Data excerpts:
:::
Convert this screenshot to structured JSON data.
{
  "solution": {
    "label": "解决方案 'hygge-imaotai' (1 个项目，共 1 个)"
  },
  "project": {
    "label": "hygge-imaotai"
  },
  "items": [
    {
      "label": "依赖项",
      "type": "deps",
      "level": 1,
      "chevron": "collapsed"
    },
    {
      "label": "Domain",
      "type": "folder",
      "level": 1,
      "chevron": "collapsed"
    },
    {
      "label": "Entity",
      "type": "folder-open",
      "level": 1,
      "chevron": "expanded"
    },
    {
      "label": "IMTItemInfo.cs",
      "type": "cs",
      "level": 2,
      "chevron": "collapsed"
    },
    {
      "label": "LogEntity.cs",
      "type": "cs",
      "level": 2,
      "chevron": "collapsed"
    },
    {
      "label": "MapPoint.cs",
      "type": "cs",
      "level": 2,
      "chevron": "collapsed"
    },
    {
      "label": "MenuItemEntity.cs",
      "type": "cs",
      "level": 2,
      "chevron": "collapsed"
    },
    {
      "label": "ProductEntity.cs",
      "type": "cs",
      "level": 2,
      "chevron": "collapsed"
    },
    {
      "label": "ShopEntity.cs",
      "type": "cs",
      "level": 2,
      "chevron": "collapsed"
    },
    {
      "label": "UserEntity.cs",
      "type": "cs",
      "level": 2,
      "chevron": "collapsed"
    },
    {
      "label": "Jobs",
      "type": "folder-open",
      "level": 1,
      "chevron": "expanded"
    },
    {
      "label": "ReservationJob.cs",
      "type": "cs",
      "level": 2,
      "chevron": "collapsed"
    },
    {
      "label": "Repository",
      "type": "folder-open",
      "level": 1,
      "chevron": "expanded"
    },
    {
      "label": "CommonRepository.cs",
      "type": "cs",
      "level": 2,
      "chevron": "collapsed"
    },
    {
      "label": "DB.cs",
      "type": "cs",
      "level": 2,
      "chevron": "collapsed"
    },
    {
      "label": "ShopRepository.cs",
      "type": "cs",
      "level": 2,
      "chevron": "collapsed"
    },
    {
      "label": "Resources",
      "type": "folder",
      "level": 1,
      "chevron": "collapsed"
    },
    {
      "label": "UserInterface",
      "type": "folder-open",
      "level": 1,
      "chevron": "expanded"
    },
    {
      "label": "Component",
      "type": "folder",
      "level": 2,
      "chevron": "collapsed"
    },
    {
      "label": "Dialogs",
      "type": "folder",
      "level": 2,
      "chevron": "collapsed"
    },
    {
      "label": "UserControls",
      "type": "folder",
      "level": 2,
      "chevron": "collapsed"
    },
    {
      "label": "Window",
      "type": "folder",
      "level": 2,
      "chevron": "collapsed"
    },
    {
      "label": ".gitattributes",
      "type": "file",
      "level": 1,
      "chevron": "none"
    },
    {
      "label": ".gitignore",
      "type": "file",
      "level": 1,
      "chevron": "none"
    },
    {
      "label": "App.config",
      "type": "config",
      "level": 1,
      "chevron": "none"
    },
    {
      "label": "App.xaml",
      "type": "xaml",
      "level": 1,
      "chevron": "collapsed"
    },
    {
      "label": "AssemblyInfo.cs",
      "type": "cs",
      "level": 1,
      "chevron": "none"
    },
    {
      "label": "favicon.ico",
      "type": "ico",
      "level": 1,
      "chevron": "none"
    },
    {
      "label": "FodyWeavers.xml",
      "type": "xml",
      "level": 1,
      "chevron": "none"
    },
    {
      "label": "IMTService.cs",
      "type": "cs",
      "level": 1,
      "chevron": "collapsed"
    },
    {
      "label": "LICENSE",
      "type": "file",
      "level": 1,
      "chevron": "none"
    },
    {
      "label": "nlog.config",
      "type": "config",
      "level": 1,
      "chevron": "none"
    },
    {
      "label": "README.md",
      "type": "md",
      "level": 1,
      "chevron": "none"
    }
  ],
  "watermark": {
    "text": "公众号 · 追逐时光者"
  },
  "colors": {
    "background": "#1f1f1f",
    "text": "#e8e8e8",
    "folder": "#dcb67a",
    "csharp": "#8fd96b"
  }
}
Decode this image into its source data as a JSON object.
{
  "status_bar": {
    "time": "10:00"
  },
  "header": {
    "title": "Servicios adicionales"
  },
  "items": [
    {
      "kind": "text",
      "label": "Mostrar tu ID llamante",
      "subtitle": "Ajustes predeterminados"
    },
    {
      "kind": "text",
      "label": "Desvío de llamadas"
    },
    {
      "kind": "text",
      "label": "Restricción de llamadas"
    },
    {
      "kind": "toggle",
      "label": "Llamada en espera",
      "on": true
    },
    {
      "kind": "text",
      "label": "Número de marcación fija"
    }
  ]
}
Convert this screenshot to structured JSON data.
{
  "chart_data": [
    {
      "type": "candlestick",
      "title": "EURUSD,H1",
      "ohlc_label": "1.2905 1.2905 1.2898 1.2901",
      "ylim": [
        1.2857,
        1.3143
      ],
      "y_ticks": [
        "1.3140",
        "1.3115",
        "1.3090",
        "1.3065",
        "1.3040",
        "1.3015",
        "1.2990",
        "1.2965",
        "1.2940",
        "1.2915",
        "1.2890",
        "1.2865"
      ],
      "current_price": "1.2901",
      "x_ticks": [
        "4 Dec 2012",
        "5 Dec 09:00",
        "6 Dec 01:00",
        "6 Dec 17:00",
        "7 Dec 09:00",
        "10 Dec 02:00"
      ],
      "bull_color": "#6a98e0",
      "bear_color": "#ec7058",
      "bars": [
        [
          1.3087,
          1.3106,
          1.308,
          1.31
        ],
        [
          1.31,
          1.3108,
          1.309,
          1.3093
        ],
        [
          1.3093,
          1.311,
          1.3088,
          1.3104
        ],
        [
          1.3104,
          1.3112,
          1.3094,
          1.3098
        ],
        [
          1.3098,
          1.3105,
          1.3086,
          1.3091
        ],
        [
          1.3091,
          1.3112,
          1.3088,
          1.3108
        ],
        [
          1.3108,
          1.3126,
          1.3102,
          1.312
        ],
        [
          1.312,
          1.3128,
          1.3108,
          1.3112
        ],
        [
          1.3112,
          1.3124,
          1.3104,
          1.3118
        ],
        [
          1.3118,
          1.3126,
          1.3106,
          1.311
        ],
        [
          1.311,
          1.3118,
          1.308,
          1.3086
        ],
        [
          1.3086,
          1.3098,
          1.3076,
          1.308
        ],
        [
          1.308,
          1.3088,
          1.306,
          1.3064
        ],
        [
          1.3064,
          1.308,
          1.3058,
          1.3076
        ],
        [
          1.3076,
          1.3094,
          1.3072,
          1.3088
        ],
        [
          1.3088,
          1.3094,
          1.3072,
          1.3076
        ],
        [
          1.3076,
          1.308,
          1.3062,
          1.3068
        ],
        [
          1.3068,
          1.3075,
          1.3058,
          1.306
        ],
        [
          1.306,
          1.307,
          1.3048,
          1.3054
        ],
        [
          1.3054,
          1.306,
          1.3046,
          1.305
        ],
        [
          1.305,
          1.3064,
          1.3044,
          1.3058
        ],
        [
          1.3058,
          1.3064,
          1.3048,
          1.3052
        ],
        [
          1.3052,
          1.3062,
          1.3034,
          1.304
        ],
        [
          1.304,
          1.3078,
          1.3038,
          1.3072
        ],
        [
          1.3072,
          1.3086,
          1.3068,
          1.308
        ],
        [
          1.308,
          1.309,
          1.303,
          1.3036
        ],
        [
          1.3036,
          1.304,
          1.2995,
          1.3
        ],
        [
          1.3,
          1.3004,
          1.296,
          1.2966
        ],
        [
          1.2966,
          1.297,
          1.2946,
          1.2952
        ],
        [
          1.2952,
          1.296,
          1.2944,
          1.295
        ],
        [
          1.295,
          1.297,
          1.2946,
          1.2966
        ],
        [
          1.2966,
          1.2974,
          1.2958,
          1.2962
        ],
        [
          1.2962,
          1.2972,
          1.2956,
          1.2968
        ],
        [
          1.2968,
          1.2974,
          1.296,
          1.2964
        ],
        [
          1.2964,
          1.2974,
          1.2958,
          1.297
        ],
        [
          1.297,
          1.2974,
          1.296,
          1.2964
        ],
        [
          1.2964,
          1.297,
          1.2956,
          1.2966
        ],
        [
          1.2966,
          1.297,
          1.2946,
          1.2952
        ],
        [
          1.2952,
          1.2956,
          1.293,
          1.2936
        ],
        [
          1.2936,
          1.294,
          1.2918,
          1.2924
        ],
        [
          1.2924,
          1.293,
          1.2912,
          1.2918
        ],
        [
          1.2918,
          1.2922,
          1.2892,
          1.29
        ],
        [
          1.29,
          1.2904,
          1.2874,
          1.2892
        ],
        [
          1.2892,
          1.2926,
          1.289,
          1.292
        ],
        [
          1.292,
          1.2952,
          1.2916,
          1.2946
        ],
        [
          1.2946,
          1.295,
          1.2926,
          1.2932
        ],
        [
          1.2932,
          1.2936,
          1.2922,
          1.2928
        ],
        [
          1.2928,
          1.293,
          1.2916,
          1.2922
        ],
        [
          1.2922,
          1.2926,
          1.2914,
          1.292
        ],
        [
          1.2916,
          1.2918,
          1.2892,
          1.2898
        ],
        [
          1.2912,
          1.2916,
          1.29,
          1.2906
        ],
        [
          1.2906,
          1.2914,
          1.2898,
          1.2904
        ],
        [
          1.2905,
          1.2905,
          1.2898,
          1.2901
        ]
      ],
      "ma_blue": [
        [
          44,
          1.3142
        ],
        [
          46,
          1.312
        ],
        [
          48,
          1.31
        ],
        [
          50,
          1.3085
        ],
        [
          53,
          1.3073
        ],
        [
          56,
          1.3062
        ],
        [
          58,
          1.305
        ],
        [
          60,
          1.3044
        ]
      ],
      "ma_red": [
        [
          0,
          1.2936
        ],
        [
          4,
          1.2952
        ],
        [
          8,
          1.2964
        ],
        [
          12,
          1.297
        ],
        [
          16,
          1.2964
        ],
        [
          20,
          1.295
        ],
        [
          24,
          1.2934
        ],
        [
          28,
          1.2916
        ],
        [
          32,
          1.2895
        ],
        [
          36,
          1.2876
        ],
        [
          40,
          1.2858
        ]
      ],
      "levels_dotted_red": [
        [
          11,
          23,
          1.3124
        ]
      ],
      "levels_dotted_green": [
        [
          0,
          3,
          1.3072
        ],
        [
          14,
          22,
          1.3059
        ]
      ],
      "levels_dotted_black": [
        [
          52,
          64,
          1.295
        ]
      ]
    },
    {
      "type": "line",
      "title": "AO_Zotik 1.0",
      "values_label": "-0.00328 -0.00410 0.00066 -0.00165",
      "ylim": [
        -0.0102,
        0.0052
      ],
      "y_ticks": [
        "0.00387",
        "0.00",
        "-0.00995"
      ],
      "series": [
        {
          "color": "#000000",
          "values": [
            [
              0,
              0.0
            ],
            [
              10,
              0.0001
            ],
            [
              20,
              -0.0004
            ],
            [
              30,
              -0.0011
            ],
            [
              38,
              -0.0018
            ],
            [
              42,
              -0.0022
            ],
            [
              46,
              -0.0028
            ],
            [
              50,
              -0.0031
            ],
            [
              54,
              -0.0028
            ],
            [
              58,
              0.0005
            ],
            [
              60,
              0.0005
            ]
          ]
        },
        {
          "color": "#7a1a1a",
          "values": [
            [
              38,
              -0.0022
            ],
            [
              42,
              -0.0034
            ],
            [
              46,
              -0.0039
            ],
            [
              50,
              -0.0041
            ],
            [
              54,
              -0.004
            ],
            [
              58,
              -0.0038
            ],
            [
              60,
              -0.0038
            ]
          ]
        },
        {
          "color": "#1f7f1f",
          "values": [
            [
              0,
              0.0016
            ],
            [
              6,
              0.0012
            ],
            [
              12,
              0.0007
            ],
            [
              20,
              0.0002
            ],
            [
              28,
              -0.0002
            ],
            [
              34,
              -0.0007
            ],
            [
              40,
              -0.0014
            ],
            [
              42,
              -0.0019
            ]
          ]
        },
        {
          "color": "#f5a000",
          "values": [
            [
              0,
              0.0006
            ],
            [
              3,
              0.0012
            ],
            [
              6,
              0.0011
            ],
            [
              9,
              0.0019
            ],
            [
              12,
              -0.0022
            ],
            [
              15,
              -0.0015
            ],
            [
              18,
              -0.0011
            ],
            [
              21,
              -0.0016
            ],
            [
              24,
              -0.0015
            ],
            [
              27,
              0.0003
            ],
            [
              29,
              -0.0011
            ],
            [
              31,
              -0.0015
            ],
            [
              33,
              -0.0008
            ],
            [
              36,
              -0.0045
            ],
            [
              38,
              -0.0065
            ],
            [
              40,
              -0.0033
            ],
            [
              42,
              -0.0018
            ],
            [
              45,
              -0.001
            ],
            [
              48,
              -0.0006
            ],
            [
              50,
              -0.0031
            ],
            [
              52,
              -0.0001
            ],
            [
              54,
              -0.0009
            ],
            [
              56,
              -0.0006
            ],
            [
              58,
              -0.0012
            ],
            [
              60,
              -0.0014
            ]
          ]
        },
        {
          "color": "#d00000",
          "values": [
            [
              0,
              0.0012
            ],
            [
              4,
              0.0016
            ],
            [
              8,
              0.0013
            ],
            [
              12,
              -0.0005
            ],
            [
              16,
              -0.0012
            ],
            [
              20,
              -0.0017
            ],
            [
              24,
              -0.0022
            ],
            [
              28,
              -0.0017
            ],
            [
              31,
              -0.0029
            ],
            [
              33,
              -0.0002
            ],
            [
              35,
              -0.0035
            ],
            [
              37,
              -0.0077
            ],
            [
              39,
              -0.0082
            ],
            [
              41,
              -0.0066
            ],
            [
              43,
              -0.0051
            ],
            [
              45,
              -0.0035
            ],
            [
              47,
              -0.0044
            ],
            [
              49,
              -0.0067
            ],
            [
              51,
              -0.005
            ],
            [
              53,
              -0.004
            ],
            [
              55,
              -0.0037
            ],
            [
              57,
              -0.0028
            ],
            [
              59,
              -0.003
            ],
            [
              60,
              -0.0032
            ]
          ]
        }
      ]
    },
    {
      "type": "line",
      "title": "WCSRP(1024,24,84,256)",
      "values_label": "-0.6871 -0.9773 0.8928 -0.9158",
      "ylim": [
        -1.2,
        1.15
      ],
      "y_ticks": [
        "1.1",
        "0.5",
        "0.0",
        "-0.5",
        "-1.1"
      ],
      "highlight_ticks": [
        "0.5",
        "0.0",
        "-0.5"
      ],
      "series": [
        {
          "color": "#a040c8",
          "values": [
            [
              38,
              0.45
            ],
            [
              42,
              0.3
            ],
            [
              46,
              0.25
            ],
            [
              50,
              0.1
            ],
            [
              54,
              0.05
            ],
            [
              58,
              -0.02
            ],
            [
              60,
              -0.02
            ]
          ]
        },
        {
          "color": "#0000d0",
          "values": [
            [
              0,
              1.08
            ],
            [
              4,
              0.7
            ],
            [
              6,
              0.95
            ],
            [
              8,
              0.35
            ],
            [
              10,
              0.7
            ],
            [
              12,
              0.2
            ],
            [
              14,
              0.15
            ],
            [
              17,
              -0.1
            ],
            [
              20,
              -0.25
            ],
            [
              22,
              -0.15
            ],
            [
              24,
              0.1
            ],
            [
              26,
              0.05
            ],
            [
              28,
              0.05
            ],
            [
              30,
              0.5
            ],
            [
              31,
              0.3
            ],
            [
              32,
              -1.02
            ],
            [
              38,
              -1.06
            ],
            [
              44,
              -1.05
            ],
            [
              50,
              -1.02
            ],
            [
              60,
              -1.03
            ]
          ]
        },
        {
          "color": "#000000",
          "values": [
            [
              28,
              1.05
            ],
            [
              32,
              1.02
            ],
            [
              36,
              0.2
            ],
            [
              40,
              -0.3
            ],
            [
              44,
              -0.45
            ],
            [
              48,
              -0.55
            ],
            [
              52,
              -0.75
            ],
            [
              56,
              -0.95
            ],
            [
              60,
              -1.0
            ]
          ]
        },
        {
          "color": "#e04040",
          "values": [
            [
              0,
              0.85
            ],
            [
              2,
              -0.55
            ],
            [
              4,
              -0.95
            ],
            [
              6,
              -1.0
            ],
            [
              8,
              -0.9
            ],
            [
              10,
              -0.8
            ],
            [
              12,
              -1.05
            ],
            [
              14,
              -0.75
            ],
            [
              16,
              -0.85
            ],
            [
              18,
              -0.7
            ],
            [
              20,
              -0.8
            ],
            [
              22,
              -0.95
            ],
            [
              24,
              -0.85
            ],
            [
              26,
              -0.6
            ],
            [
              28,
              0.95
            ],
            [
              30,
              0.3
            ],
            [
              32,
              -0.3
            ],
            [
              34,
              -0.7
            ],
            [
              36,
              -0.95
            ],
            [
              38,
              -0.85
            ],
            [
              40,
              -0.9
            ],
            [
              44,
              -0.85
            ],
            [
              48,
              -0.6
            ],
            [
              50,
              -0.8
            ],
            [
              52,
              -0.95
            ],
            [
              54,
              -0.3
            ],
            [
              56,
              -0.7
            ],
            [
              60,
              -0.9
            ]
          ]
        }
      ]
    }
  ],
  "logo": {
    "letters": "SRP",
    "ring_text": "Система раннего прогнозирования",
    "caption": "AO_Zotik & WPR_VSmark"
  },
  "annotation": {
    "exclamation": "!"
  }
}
:::
__TASK__
Tally the lines containing "hygge". Provide the number without any other words.

__WRITTEN RESPONSE__
2